Task: Extract each line holding the word "anse" from the entries.

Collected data
▼▼▼
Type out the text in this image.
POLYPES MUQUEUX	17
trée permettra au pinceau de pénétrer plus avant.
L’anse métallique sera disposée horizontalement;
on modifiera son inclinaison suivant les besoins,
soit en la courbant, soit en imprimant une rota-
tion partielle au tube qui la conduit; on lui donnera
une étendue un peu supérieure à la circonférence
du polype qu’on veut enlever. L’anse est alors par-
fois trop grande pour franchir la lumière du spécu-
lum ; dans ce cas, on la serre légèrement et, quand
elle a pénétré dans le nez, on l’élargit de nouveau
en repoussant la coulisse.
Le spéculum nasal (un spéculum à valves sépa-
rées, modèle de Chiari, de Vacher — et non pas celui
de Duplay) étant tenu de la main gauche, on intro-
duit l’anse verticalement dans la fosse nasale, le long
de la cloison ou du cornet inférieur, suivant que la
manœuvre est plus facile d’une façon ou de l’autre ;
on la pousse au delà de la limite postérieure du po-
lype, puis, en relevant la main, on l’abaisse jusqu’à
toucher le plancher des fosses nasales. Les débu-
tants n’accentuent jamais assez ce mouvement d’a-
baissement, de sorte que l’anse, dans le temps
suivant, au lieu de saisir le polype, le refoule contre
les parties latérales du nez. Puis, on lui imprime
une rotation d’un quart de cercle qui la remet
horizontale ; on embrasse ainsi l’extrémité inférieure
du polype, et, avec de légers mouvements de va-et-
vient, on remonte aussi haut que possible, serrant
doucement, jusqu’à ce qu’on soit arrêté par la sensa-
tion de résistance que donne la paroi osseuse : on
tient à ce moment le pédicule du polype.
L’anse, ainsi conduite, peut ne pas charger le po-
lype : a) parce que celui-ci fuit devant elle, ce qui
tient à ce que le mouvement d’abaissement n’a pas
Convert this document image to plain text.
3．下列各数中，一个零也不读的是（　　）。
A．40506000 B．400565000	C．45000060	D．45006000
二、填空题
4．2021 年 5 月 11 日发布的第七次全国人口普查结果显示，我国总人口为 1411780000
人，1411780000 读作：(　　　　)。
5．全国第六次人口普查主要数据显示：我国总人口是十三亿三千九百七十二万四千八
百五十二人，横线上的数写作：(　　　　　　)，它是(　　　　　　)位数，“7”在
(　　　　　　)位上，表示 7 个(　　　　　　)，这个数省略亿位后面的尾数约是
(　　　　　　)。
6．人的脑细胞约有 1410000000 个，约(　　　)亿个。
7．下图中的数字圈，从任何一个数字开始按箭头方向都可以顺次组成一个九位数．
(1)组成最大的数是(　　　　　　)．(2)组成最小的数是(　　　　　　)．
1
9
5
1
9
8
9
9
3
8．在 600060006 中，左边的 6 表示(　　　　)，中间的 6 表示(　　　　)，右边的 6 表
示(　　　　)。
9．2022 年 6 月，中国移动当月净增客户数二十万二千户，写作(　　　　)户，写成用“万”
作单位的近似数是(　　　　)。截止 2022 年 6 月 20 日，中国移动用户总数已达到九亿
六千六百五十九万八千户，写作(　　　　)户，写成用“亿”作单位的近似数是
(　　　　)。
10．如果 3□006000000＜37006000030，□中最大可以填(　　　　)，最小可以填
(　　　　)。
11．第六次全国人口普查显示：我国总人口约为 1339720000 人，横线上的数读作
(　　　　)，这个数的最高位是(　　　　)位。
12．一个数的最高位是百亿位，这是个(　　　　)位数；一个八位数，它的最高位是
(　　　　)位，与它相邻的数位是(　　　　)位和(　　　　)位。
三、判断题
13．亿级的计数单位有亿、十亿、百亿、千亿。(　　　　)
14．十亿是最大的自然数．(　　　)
▲▲▲
Result of the task:
L’anse métallique sera disposée horizontalement;
du polype qu’on veut enlever. L’anse est alors par-
duit l’anse verticalement dans la fosse nasale, le long
baissement, de sorte que l’anse, dans le temps
L’anse, ainsi conduite, peut ne pas charger le po-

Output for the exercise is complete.